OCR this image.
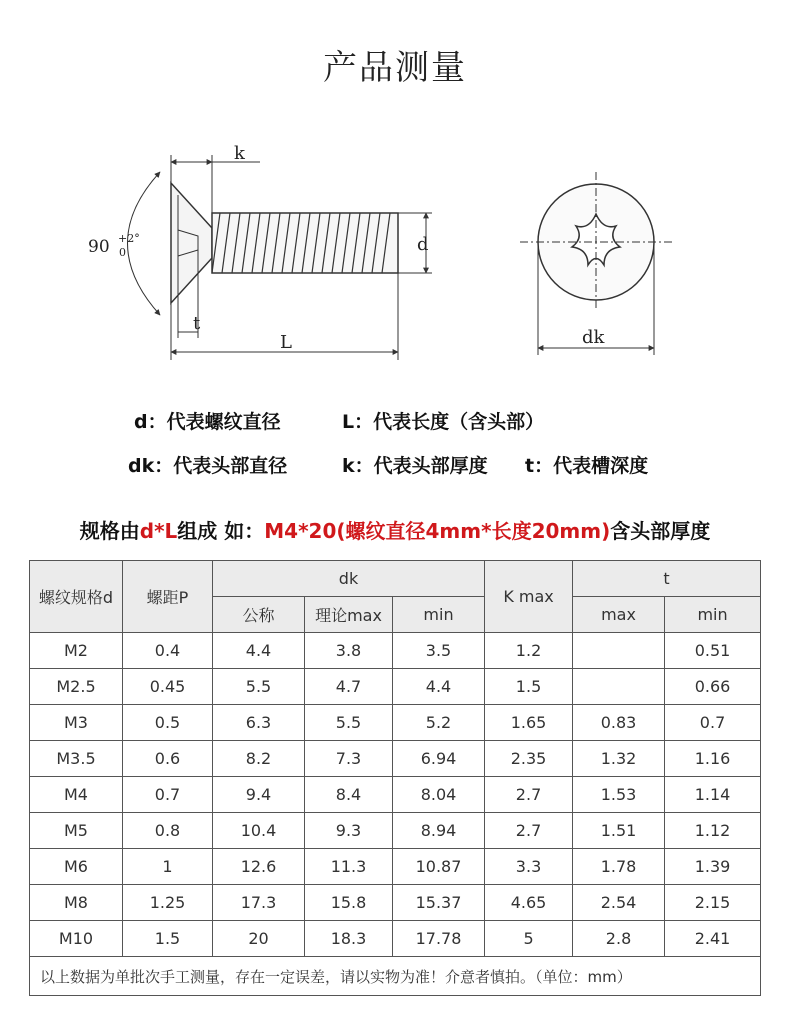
产品测量
k
d
t
L	dk
90 +2°
0
d：代表螺纹直径	L：代表长度（含头部）
dk：代表头部直径	k：代表头部厚度 t：代表槽深度
规格由d*L组成 如：M4*20(螺纹直径4mm*长度20mm)含头部厚度
螺纹规格d	螺距P	dk			K max	t	
		公称	理论max	min		max	min
M2	0.4	4.4	3.8	3.5	1.2		0.51
M2.5	0.45	5.5	4.7	4.4	1.5		0.66
M3	0.5	6.3	5.5	5.2	1.65	0.83	0.7
M3.5	0.6	8.2	7.3	6.94	2.35	1.32	1.16
M4	0.7	9.4	8.4	8.04	2.7	1.53	1.14
M5	0.8	10.4	9.3	8.94	2.7	1.51	1.12
M6	1	12.6	11.3	10.87	3.3	1.78	1.39
M8	1.25	17.3	15.8	15.37	4.65	2.54	2.15
M10	1.5	20	18.3	17.78	5	2.8	2.41
以上数据为单批次手工测量，存在一定误差，请以实物为准！介意者慎拍。（单位：mm）							
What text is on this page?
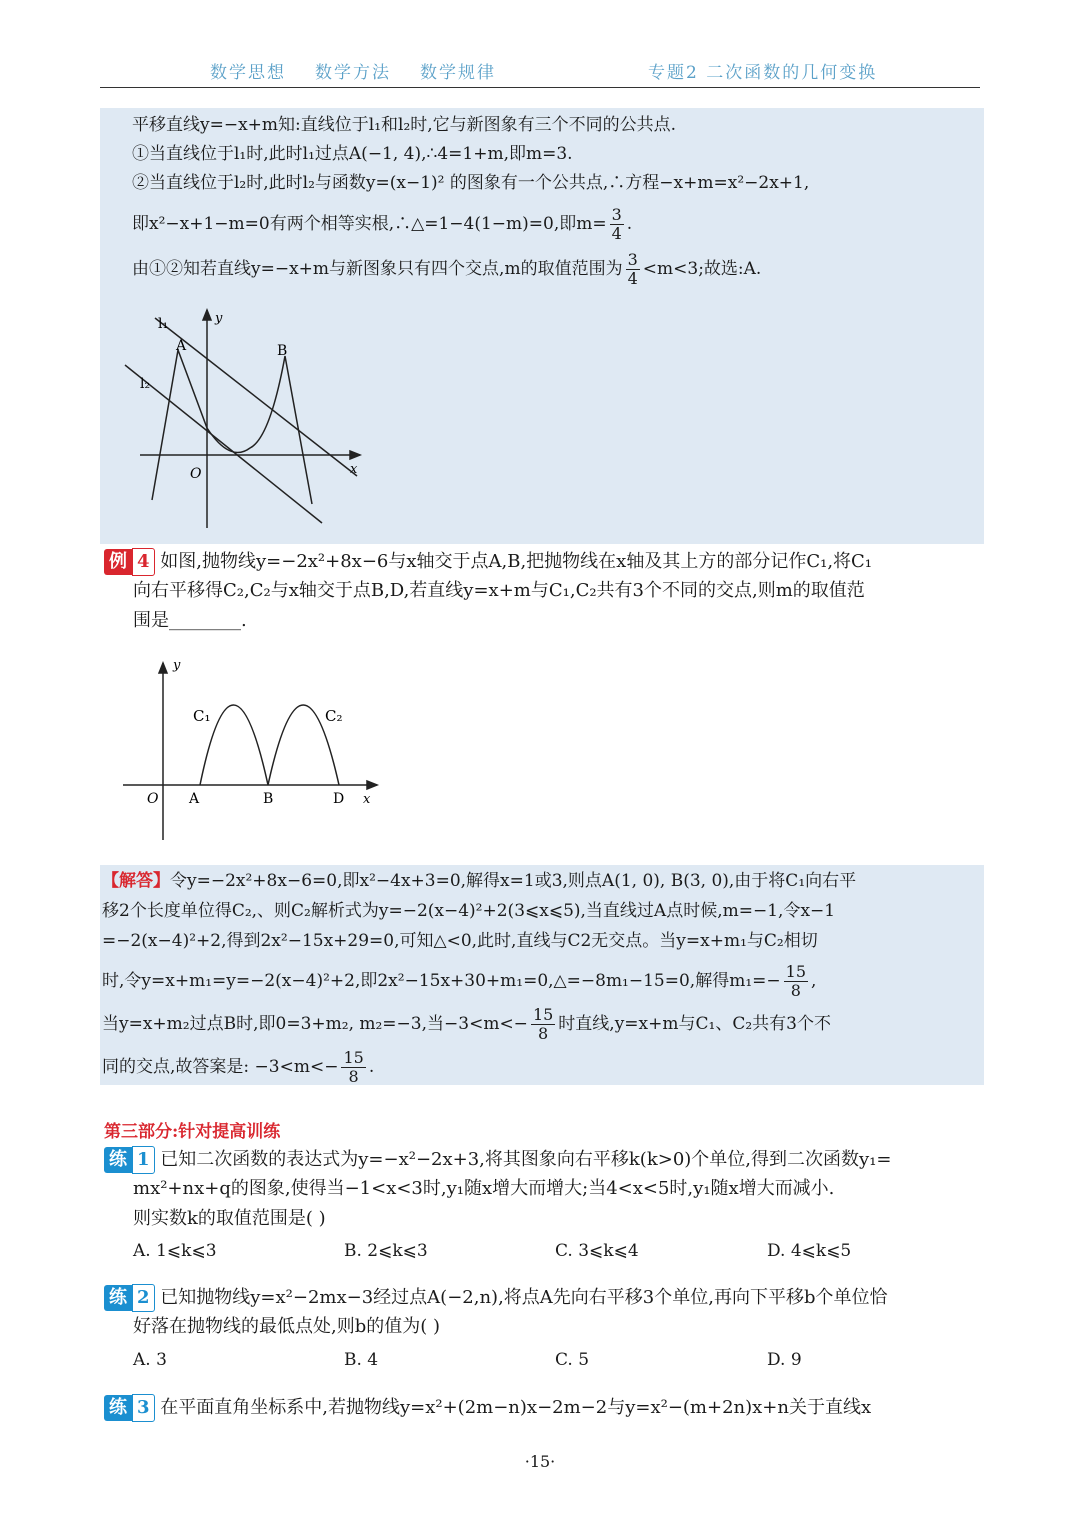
数学思想 数学方法 数学规律	专题2 二次函数的几何变换
平移直线y=−x+m知:直线位于l₁和l₂时,它与新图象有三个不同的公共点.
①当直线位于l₁时,此时l₁过点A(−1, 4),∴4=1+m,即m=3.
②当直线位于l₂时,此时l₂与函数y=(x−1)² 的图象有一个公共点,∴方程−x+m=x²−2x+1,
即x²−x+1−m=0有两个相等实根,∴△=1−4(1−m)=0,即$m= \frac{3}{4}$ .
由①②知若直线y=−x+m与新图象只有四个交点,m的取值范围为 $\frac{3}{4} <m<3$;故选:A.
l₁
A
y
B
l₂
O	x
例 4 如图,抛物线y=−2x²+8x−6与x轴交于点A,B,把抛物线在x轴及其上方的部分记作C₁,将C₁
向右平移得C₂,C₂与x轴交于点B,D,若直线y=x+m与C₁,C₂共有3个不同的交点,则m的取值范
围是________.
y
C₁	C₂
O A	B	D x
【解答】令y=−2x²+8x−6=0,即x²−4x+3=0,解得x=1或3,则点A(1, 0), B(3, 0),由于将C₁向右平
移2个长度单位得C₂,、则C₂解析式为y=−2(x−4)²+2(3⩽x⩽5),当直线过A点时候,m=−1,令x−1
=−2(x−4)²+2,得到2x²−15x+29=0,可知△<0,此时,直线与C2无交点。当y=x+m₁与C₂相切
时,令y=x+m₁=y=−2(x−4)²+2,即2x²−15x+30+m₁=0,△=−8m₁−15=0,解得$m_1=- \frac{15}{8}$ ,
当y=x+m₂过点B时,即0=3+m₂, m₂=−3,当$-3<m<- \frac{15}{8}$ 时直线,y=x+m与C₁、C₂共有3个不
同的交点,故答案是: $-3<m<- \frac{15}{8}$ .
第三部分:针对提高训练
练 1 已知二次函数的表达式为y=−x²−2x+3,将其图象向右平移k(k>0)个单位,得到二次函数y₁=
mx²+nx+q的图象,使得当−1<x<3时,y₁随x增大而增大;当4<x<5时,y₁随x增大而减小.
则实数k的取值范围是( )
A. 1⩽k⩽3	B. 2⩽k⩽3	C. 3⩽k⩽4	D. 4⩽k⩽5
练 2 已知抛物线y=x²−2mx−3经过点A(−2,n),将点A先向右平移3个单位,再向下平移b个单位恰
好落在抛物线的最低点处,则b的值为( )
A. 3	B. 4	C. 5	D. 9
练 3 在平面直角坐标系中,若抛物线y=x²+(2m−n)x−2m−2与y=x²−(m+2n)x+n关于直线x
·15·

◆ ◆ ◆ ◆ ◆ ◆ ◆

WHAT IS REQUIRED
Work out how many lines in the records above contain the word "frac", and give only that number.

TASK RESULT
5